[Data entries]
----

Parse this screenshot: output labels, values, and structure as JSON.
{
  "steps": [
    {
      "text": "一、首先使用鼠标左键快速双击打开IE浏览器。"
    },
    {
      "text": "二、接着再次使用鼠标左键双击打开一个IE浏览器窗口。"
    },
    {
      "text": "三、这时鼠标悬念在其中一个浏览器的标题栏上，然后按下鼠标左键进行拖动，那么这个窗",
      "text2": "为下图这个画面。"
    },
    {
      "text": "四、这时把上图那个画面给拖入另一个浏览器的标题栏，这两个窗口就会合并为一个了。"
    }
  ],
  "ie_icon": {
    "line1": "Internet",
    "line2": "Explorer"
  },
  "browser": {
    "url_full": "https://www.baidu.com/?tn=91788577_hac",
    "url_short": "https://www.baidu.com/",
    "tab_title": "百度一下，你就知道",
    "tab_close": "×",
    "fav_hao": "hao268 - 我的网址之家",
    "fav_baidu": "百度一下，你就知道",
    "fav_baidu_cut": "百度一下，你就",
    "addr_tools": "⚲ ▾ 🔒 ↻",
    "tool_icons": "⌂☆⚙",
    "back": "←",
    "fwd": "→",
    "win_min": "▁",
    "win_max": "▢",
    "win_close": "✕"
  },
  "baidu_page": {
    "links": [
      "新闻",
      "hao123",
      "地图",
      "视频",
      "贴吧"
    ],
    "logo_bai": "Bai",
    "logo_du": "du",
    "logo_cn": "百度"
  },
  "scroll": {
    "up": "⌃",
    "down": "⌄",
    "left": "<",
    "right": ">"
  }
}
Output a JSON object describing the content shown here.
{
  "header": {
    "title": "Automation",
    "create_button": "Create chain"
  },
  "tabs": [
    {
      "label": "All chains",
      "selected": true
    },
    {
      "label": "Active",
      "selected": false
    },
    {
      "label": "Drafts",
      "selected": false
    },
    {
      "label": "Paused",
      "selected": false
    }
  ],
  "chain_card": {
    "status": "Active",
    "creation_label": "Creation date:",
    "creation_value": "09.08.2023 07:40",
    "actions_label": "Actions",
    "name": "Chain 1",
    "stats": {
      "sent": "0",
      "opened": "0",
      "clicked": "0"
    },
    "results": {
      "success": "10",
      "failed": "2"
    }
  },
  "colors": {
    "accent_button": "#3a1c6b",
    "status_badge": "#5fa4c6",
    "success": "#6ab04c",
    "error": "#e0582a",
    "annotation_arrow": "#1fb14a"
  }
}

----

§ Exercise prompt: Quote the listing in full, please, keeping every line exact.

§ Completed task:
Parse this screenshot: output labels, values, and structure as JSON.
{
  "steps": [
    {
      "text": "一、首先使用鼠标左键快速双击打开IE浏览器。"
    },
    {
      "text": "二、接着再次使用鼠标左键双击打开一个IE浏览器窗口。"
    },
    {
      "text": "三、这时鼠标悬念在其中一个浏览器的标题栏上，然后按下鼠标左键进行拖动，那么这个窗",
      "text2": "为下图这个画面。"
    },
    {
      "text": "四、这时把上图那个画面给拖入另一个浏览器的标题栏，这两个窗口就会合并为一个了。"
    }
  ],
  "ie_icon": {
    "line1": "Internet",
    "line2": "Explorer"
  },
  "browser": {
    "url_full": "https://www.baidu.com/?tn=91788577_hac",
    "url_short": "https://www.baidu.com/",
    "tab_title": "百度一下，你就知道",
    "tab_close": "×",
    "fav_hao": "hao268 - 我的网址之家",
    "fav_baidu": "百度一下，你就知道",
    "fav_baidu_cut": "百度一下，你就",
    "addr_tools": "⚲ ▾ 🔒 ↻",
    "tool_icons": "⌂☆⚙",
    "back": "←",
    "fwd": "→",
    "win_min": "▁",
    "win_max": "▢",
    "win_close": "✕"
  },
  "baidu_page": {
    "links": [
      "新闻",
      "hao123",
      "地图",
      "视频",
      "贴吧"
    ],
    "logo_bai": "Bai",
    "logo_du": "du",
    "logo_cn": "百度"
  },
  "scroll": {
    "up": "⌃",
    "down": "⌄",
    "left": "<",
    "right": ">"
  }
}
Output a JSON object describing the content shown here.
{
  "header": {
    "title": "Automation",
    "create_button": "Create chain"
  },
  "tabs": [
    {
      "label": "All chains",
      "selected": true
    },
    {
      "label": "Active",
      "selected": false
    },
    {
      "label": "Drafts",
      "selected": false
    },
    {
      "label": "Paused",
      "selected": false
    }
  ],
  "chain_card": {
    "status": "Active",
    "creation_label": "Creation date:",
    "creation_value": "09.08.2023 07:40",
    "actions_label": "Actions",
    "name": "Chain 1",
    "stats": {
      "sent": "0",
      "opened": "0",
      "clicked": "0"
    },
    "results": {
      "success": "10",
      "failed": "2"
    }
  },
  "colors": {
    "accent_button": "#3a1c6b",
    "status_badge": "#5fa4c6",
    "success": "#6ab04c",
    "error": "#e0582a",
    "annotation_arrow": "#1fb14a"
  }
}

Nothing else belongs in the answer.